● Your task:
Go over the entries below line by line, copying each one that contains the word "screenshot".

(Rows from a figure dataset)
______
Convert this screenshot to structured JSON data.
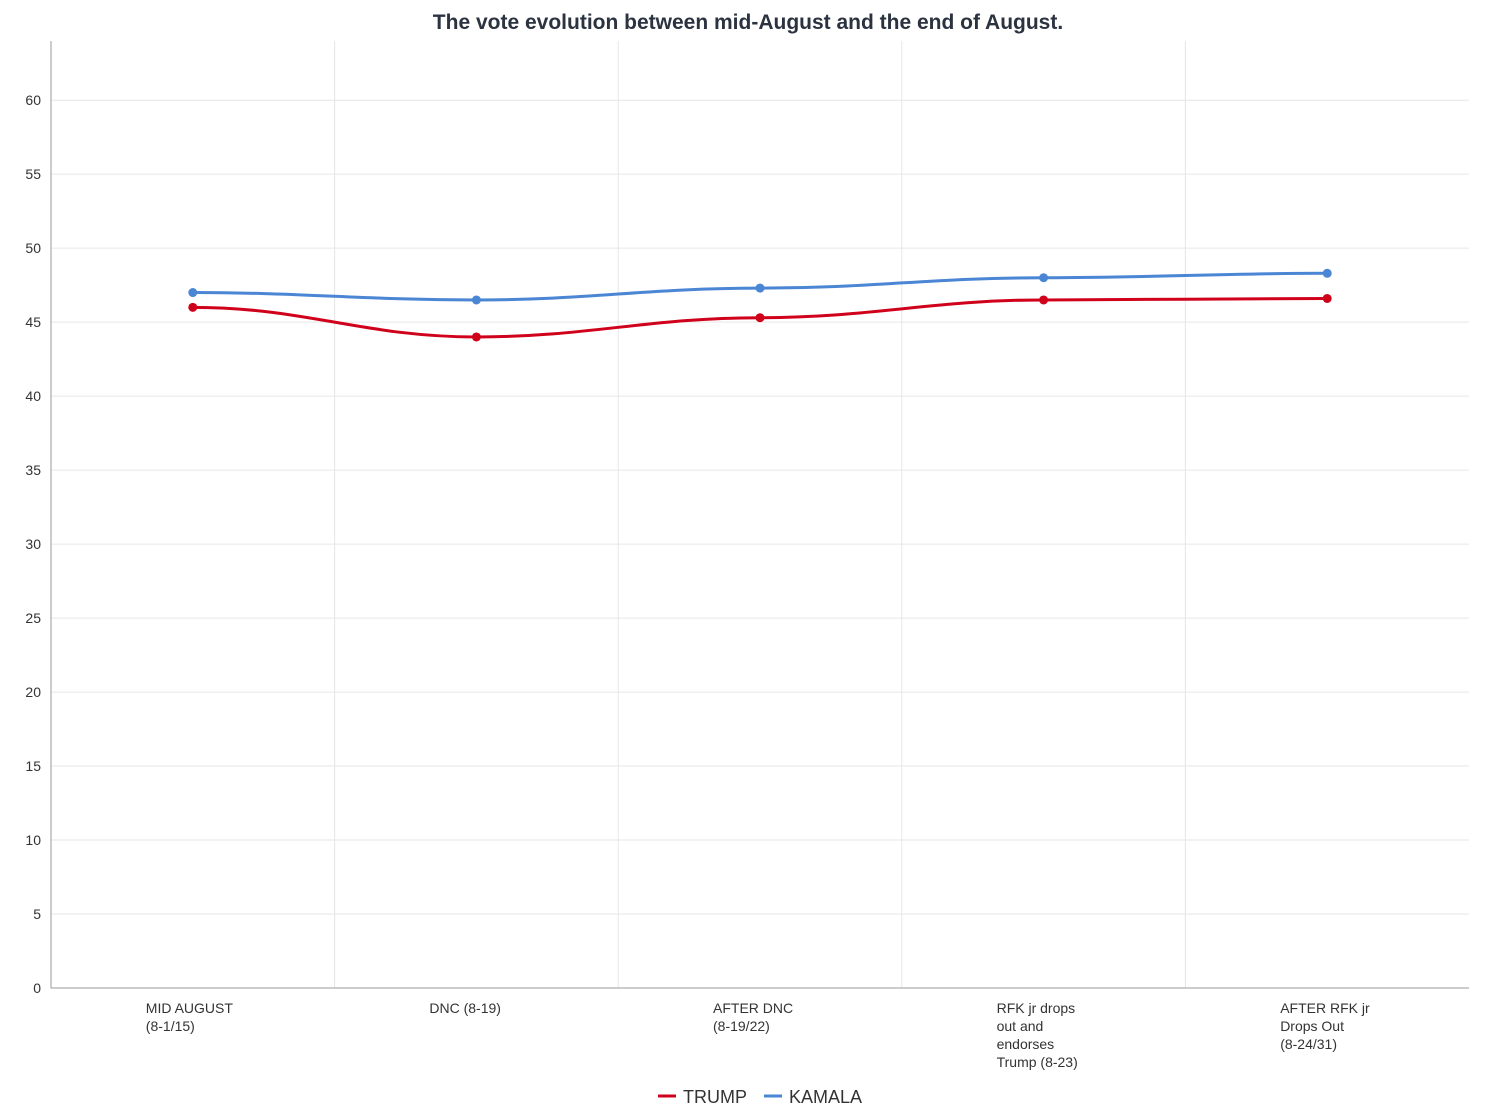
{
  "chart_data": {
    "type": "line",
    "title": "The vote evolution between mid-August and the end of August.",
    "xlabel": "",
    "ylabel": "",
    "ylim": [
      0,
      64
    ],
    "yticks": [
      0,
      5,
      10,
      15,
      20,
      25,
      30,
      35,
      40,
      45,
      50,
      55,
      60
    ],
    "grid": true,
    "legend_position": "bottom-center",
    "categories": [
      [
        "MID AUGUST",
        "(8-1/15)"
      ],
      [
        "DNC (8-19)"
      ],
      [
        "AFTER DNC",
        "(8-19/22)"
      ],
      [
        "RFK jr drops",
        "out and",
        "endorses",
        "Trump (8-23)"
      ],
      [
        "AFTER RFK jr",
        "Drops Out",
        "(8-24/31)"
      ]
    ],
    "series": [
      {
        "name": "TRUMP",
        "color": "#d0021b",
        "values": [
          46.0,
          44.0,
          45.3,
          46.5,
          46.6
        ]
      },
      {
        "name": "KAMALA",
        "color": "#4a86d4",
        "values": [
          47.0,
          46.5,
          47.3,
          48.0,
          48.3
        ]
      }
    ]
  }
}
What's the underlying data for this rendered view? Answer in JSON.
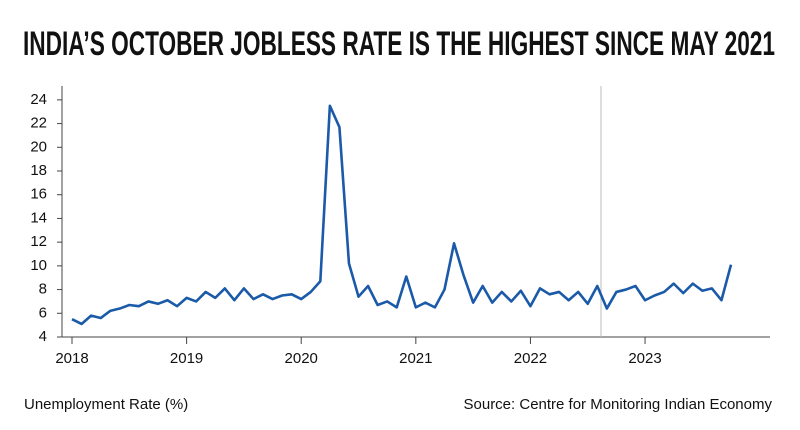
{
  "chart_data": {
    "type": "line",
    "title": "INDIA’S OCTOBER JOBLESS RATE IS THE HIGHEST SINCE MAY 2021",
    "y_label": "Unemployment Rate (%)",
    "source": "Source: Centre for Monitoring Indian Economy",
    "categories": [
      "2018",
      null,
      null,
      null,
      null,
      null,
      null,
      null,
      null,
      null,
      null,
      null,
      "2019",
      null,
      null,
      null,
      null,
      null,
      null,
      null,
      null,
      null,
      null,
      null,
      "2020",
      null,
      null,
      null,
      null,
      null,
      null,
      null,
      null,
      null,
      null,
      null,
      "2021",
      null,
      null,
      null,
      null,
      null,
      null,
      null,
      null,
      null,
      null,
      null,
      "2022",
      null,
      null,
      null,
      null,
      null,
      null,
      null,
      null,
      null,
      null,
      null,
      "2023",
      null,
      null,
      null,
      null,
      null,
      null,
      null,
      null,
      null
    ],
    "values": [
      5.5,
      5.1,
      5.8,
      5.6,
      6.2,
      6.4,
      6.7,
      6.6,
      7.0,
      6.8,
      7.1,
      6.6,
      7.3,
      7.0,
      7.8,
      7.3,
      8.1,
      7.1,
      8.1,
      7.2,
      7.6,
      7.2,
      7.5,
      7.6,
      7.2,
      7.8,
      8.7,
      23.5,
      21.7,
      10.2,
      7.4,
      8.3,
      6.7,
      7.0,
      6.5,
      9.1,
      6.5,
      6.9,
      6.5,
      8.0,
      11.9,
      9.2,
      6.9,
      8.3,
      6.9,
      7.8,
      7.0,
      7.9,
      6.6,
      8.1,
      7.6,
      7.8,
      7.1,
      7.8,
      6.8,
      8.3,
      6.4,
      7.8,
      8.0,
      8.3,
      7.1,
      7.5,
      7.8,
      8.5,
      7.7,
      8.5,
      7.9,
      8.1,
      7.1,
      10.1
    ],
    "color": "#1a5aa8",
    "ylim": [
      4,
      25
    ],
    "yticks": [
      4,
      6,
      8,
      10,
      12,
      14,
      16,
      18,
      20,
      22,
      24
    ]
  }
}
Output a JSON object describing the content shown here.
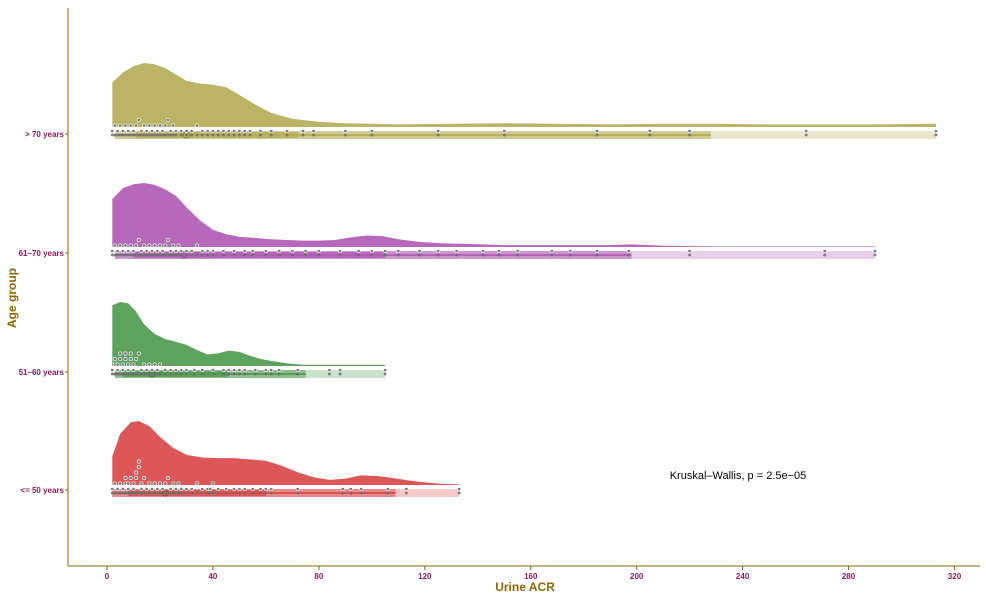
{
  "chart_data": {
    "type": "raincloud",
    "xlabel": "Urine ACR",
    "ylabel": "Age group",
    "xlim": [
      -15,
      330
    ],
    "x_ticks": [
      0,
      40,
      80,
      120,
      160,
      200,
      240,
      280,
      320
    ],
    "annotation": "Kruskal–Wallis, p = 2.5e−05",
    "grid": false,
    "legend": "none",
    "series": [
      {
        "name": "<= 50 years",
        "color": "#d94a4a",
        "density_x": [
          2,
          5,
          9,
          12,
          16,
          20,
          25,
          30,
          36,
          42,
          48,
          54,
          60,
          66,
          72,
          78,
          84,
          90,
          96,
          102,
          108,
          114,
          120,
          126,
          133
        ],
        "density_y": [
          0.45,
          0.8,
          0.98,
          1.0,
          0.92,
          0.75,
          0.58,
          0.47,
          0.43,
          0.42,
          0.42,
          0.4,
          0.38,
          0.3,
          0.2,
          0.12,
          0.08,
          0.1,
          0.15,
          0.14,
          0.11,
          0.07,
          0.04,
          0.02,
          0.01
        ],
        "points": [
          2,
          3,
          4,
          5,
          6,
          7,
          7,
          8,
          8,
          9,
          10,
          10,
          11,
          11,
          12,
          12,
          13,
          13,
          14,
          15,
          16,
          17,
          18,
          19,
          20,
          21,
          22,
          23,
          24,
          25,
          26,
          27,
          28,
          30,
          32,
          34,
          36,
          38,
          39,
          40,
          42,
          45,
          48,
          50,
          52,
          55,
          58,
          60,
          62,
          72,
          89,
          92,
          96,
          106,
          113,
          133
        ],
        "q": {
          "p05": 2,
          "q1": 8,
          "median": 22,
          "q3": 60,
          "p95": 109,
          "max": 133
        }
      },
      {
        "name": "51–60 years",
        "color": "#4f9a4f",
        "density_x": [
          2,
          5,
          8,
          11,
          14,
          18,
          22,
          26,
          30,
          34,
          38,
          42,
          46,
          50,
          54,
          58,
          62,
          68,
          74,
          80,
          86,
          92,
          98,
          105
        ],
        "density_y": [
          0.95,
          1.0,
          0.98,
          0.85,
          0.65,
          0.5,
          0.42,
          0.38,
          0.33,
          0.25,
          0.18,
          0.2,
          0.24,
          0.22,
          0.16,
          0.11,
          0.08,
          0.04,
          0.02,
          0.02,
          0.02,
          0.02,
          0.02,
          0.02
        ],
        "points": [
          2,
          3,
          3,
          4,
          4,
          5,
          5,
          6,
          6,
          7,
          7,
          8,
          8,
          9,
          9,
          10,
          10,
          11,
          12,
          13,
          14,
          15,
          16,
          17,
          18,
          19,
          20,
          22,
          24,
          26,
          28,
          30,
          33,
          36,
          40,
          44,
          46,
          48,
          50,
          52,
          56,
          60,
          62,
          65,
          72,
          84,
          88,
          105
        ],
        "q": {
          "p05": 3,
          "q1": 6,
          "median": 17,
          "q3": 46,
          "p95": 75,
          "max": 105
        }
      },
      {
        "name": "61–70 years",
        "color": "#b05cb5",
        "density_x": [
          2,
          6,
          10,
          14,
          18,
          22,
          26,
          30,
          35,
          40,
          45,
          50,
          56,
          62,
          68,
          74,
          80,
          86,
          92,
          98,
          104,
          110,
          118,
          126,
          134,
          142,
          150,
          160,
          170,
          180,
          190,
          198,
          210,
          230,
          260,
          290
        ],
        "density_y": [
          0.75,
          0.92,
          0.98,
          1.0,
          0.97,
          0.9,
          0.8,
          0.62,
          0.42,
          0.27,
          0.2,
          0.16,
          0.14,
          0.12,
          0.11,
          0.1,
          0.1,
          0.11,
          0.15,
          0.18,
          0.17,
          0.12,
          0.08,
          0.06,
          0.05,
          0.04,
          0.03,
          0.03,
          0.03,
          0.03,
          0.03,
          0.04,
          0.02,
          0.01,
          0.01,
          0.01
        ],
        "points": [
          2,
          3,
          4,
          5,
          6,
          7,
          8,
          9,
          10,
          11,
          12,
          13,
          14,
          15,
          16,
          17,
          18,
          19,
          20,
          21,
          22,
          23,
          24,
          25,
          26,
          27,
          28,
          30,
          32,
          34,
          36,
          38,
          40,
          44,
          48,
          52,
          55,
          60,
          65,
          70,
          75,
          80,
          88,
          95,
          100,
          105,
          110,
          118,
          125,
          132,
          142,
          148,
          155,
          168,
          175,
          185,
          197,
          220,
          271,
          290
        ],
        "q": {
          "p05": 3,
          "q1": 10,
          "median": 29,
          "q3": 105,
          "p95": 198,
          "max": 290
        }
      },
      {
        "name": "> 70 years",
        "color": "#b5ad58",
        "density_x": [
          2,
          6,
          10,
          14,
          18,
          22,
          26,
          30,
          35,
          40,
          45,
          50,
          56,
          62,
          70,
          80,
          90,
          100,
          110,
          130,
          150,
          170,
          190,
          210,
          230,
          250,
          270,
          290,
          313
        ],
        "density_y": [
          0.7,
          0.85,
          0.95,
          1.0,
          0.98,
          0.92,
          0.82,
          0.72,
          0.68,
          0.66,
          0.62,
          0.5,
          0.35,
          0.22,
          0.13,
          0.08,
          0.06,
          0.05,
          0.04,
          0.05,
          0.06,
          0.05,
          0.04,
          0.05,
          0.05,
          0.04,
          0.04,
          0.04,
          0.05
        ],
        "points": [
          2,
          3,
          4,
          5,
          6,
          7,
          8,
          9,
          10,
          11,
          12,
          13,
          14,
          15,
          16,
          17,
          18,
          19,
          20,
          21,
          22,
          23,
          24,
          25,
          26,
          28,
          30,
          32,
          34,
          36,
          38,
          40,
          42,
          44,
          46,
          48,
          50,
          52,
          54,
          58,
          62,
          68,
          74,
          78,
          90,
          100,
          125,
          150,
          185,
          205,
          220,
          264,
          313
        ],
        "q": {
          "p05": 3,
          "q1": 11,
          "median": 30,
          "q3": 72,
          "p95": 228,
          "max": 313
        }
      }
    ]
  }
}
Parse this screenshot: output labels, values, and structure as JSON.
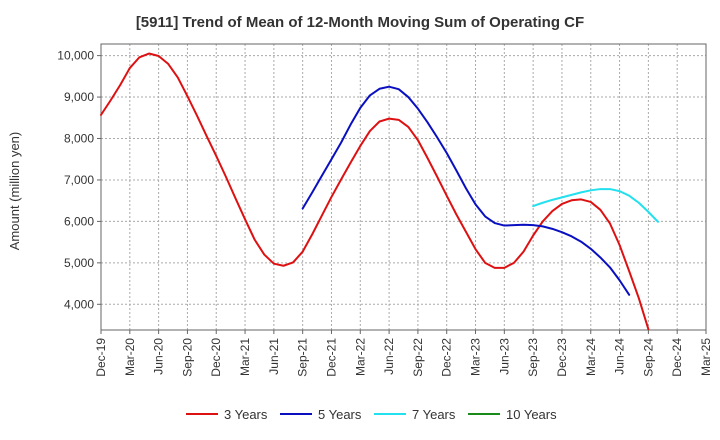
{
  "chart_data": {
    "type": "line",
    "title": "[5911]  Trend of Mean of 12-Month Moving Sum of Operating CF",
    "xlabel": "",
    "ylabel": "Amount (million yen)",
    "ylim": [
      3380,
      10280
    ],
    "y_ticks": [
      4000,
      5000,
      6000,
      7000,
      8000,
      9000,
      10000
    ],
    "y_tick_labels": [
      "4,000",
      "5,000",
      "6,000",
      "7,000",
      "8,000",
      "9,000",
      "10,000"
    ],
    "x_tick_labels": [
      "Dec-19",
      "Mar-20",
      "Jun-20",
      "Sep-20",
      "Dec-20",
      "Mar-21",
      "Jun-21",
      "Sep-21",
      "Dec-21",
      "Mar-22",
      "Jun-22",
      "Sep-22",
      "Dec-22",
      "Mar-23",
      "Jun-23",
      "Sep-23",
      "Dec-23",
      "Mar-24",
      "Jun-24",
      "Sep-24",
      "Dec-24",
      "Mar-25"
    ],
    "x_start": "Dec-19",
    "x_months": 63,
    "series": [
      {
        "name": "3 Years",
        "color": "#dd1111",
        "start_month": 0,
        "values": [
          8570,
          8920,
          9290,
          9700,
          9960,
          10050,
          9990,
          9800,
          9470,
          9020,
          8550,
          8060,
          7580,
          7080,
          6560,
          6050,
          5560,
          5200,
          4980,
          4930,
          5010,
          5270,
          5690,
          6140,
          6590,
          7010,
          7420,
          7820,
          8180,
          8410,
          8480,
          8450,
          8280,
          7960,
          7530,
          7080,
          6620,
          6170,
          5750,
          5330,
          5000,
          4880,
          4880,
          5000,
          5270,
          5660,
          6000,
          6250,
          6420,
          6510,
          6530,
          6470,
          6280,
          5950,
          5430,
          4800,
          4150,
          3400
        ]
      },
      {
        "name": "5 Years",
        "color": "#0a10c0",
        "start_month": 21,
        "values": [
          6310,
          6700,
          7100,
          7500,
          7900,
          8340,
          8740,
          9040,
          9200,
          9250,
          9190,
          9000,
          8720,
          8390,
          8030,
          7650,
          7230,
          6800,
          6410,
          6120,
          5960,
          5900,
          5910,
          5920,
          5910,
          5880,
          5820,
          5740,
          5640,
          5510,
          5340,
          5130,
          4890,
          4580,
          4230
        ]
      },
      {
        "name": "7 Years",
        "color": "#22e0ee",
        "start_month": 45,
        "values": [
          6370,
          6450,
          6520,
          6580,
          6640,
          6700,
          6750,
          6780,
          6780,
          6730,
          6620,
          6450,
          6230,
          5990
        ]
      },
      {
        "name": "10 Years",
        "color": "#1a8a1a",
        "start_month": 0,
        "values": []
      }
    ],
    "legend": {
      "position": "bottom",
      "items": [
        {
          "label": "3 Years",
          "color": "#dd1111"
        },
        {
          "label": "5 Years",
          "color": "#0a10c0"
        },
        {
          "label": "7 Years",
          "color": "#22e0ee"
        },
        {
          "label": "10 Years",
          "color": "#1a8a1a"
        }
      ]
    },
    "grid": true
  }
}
______
● Result for this exercise:
Convert this screenshot to structured JSON data.
Parse this screenshot: output labels, values, and structure as JSON.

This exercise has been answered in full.